__Work required__
Check every line below for the string "value", and copy the lines that contain it.

__Exercise material__
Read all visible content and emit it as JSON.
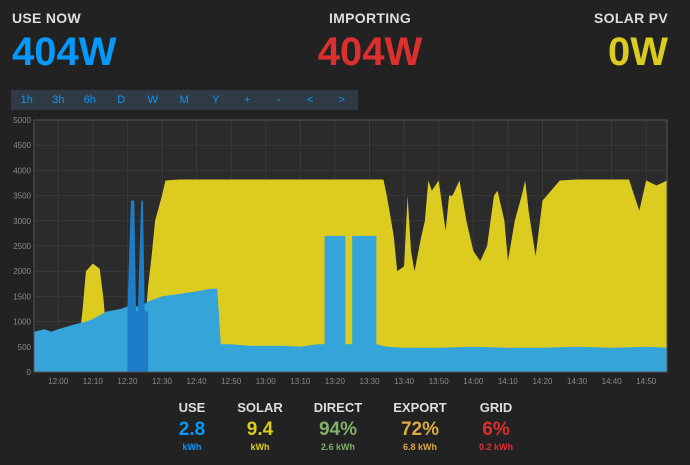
{
  "header": {
    "use_now": {
      "label": "USE NOW",
      "value": "404W",
      "color": "#0699fa"
    },
    "importing": {
      "label": "IMPORTING",
      "value": "404W",
      "color": "#dc3030"
    },
    "solar_pv": {
      "label": "SOLAR PV",
      "value": "0W",
      "color": "#dccc1f"
    }
  },
  "toolbar": {
    "buttons": [
      "1h",
      "3h",
      "6h",
      "D",
      "W",
      "M",
      "Y",
      "+",
      "-",
      "<",
      ">"
    ]
  },
  "chart_data": {
    "type": "area",
    "xlabel": "",
    "ylabel": "",
    "ylim": [
      0,
      5000
    ],
    "xlim": [
      "11:53",
      "14:56"
    ],
    "grid": true,
    "y_ticks": [
      "0",
      "500",
      "1000",
      "1500",
      "2000",
      "2500",
      "3000",
      "3500",
      "4000",
      "4500",
      "5000"
    ],
    "x_ticks": [
      "12:00",
      "12:10",
      "12:20",
      "12:30",
      "12:40",
      "12:50",
      "13:00",
      "13:10",
      "13:20",
      "13:30",
      "13:40",
      "13:50",
      "14:00",
      "14:10",
      "14:20",
      "14:30",
      "14:40",
      "14:50"
    ],
    "colors": {
      "solar": "#dccc1f",
      "use": "#35a4d8",
      "use_dark": "#1d7dc8",
      "background": "#2b2b2b",
      "grid": "#3a3a3a"
    },
    "series": [
      {
        "key": "solar",
        "color": "#dccc1f",
        "x": [
          "11:53",
          "12:00",
          "12:05",
          "12:07",
          "12:08",
          "12:10",
          "12:12",
          "12:13",
          "12:15",
          "12:20",
          "12:24",
          "12:26",
          "12:27",
          "12:28",
          "12:30",
          "12:31",
          "12:35",
          "12:40",
          "12:45",
          "12:50",
          "13:00",
          "13:10",
          "13:20",
          "13:30",
          "13:34",
          "13:35",
          "13:36",
          "13:37",
          "13:38",
          "13:40",
          "13:41",
          "13:42",
          "13:43",
          "13:45",
          "13:46",
          "13:47",
          "13:48",
          "13:50",
          "13:52",
          "13:53",
          "13:54",
          "13:56",
          "13:58",
          "14:00",
          "14:02",
          "14:04",
          "14:06",
          "14:07",
          "14:09",
          "14:10",
          "14:12",
          "14:14",
          "14:15",
          "14:16",
          "14:18",
          "14:20",
          "14:25",
          "14:30",
          "14:35",
          "14:40",
          "14:45",
          "14:48",
          "14:50",
          "14:53",
          "14:56"
        ],
        "y": [
          0,
          0,
          0,
          1200,
          2000,
          2150,
          2050,
          1500,
          0,
          0,
          0,
          1700,
          2300,
          3000,
          3500,
          3800,
          3820,
          3820,
          3820,
          3820,
          3820,
          3820,
          3820,
          3820,
          3820,
          3500,
          3100,
          2700,
          2000,
          2100,
          3500,
          2400,
          2000,
          2700,
          3000,
          3800,
          3600,
          3800,
          2800,
          3500,
          3500,
          3800,
          3000,
          2400,
          2200,
          2500,
          3500,
          3600,
          3000,
          2200,
          3000,
          3500,
          3800,
          3200,
          2300,
          3400,
          3800,
          3820,
          3820,
          3820,
          3820,
          3200,
          3800,
          3700,
          3800
        ]
      },
      {
        "key": "use",
        "color": "#35a4d8",
        "x": [
          "11:53",
          "11:56",
          "11:58",
          "12:00",
          "12:05",
          "12:08",
          "12:10",
          "12:14",
          "12:18",
          "12:20",
          "12:24",
          "12:26",
          "12:28",
          "12:30",
          "12:35",
          "12:40",
          "12:44",
          "12:46",
          "12:47",
          "12:50",
          "12:55",
          "13:00",
          "13:05",
          "13:10",
          "13:15",
          "13:17",
          "13:17",
          "13:20",
          "13:23",
          "13:23",
          "13:25",
          "13:25",
          "13:30",
          "13:32",
          "13:32",
          "13:35",
          "13:40",
          "13:50",
          "14:00",
          "14:10",
          "14:20",
          "14:30",
          "14:40",
          "14:50",
          "14:56"
        ],
        "y": [
          800,
          850,
          800,
          850,
          950,
          1000,
          1050,
          1200,
          1250,
          1300,
          1300,
          1400,
          1450,
          1500,
          1550,
          1600,
          1650,
          1650,
          550,
          550,
          520,
          520,
          520,
          500,
          550,
          550,
          2700,
          2700,
          2700,
          550,
          550,
          2700,
          2700,
          2700,
          550,
          500,
          480,
          480,
          500,
          480,
          480,
          500,
          480,
          500,
          480
        ]
      },
      {
        "key": "use_dark",
        "color": "#1d7dc8",
        "x": [
          "12:20",
          "12:21",
          "12:22",
          "12:22.5",
          "12:23",
          "12:24",
          "12:24.5",
          "12:25",
          "12:26"
        ],
        "y": [
          1200,
          3400,
          3400,
          1200,
          1200,
          3400,
          3400,
          1200,
          1200
        ]
      }
    ]
  },
  "summary": [
    {
      "title": "USE",
      "value": "2.8",
      "unit": "kWh",
      "color": "#0699fa"
    },
    {
      "title": "SOLAR",
      "value": "9.4",
      "unit": "kWh",
      "color": "#dccc1f"
    },
    {
      "title": "DIRECT",
      "value": "94%",
      "unit": "2.6 kWh",
      "color": "#82b06a"
    },
    {
      "title": "EXPORT",
      "value": "72%",
      "unit": "6.8 kWh",
      "color": "#dcaa45"
    },
    {
      "title": "GRID",
      "value": "6%",
      "unit": "0.2 kWh",
      "color": "#dc3030"
    }
  ]
}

__Output of the task__
      "value": "404W",
      "value": "404W",
      "value": "0W",
      "value": "2.8",
      "value": "9.4",
      "value": "94%",
      "value": "72%",
      "value": "6%",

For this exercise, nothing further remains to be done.